* **Challenge**
Looking at the data below, count the lines that contain the string "company". Write only the total.

Stored data
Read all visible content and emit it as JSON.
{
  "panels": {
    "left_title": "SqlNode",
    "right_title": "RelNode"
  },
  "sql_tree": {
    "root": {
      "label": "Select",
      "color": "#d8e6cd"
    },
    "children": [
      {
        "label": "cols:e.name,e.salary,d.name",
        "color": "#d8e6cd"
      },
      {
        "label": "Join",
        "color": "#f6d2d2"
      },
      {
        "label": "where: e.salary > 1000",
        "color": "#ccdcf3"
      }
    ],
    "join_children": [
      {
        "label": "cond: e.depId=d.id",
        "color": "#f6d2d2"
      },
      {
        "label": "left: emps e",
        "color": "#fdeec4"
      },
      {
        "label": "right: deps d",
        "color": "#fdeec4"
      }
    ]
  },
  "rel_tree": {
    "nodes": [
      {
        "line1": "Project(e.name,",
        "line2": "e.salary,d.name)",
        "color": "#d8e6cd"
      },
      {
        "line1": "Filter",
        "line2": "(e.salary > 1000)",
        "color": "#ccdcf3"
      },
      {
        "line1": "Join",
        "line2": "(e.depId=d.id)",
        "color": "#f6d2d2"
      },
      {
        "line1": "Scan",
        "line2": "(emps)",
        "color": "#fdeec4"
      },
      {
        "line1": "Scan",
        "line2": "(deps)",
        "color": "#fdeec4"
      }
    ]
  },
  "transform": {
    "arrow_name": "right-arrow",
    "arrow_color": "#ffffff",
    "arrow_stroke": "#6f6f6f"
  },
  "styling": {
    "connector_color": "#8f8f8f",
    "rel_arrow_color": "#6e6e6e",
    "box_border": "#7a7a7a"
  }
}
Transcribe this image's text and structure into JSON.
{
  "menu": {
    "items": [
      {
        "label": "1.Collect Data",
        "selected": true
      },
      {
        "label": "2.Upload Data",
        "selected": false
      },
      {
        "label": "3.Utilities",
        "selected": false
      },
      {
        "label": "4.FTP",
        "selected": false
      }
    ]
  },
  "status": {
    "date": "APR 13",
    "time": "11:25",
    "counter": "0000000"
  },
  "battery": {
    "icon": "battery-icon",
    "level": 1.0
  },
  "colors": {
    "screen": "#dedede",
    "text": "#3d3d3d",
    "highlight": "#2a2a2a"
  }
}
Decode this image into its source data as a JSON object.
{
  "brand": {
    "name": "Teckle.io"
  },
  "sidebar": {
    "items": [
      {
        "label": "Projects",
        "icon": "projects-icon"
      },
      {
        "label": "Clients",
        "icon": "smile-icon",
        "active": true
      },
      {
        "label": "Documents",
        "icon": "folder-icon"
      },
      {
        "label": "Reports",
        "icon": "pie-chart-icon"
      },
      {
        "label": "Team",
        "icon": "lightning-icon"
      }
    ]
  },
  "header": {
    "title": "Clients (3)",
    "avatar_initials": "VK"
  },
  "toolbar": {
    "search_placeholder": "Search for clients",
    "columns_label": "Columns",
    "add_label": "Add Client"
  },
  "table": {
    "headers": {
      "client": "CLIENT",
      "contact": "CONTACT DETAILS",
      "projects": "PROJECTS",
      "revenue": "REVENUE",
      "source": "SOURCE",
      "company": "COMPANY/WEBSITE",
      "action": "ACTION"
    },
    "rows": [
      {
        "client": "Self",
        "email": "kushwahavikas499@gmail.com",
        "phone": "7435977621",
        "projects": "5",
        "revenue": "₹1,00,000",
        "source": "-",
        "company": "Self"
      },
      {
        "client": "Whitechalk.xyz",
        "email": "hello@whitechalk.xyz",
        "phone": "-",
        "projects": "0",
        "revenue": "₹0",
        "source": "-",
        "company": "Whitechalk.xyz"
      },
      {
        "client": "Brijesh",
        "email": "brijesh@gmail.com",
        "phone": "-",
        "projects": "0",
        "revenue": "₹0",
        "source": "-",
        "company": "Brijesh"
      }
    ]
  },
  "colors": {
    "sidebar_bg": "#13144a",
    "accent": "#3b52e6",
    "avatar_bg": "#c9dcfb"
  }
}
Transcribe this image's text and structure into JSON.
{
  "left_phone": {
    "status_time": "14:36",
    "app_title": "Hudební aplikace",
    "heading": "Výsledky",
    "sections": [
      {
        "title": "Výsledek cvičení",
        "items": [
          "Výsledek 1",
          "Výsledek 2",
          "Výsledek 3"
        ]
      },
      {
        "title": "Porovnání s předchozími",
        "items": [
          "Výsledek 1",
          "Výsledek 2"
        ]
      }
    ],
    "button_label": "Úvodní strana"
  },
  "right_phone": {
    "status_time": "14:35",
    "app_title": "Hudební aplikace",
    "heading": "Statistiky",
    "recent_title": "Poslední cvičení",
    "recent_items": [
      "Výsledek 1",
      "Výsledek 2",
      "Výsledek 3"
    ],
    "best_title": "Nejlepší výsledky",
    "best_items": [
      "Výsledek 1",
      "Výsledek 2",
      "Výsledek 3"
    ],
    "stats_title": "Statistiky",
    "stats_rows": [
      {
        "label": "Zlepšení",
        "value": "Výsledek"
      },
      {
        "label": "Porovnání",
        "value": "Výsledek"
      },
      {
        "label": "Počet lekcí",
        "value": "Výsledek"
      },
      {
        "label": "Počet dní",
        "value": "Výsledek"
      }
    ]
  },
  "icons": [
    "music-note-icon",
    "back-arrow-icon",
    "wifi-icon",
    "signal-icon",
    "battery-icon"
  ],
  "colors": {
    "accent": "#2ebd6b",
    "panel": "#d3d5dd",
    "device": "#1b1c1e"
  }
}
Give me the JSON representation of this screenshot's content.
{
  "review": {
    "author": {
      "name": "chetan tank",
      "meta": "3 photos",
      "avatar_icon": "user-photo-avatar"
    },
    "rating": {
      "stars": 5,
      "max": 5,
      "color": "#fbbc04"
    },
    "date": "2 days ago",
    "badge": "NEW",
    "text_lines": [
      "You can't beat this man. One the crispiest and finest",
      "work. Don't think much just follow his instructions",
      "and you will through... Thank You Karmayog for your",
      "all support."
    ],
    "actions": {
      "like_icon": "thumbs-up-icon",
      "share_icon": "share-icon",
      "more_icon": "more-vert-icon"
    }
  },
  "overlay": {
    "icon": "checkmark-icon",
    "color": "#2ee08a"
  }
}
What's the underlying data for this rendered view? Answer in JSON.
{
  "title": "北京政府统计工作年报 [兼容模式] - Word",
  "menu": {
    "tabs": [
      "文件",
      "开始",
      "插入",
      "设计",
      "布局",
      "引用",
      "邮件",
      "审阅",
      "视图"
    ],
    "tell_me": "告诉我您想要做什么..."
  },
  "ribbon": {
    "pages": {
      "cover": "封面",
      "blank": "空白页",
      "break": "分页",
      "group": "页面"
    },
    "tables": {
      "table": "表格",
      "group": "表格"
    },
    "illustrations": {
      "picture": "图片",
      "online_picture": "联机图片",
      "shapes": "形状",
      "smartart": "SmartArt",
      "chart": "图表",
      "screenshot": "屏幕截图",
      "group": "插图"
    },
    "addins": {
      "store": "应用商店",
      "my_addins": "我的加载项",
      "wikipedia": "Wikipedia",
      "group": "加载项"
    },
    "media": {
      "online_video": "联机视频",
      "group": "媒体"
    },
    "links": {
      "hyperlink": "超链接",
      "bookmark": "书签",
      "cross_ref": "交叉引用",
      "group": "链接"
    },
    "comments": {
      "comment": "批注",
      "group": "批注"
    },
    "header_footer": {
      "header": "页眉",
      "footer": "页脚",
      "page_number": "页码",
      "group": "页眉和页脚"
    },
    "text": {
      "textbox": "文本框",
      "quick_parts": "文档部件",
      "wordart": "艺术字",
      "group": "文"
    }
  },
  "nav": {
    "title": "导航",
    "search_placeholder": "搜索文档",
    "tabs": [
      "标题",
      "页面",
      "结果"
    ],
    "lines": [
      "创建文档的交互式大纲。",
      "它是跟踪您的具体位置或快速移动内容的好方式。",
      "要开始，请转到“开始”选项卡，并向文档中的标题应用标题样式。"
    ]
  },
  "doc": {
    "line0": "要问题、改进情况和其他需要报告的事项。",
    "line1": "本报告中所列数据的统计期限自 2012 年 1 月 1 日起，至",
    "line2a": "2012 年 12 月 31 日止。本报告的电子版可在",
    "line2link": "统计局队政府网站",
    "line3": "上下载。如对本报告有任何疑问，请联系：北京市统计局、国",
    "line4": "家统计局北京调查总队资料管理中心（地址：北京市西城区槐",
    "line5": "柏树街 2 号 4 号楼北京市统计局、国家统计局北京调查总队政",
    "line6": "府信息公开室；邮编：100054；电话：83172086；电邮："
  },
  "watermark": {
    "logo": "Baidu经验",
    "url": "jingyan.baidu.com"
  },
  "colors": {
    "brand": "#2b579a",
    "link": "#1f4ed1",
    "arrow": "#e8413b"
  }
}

* **Written response**
4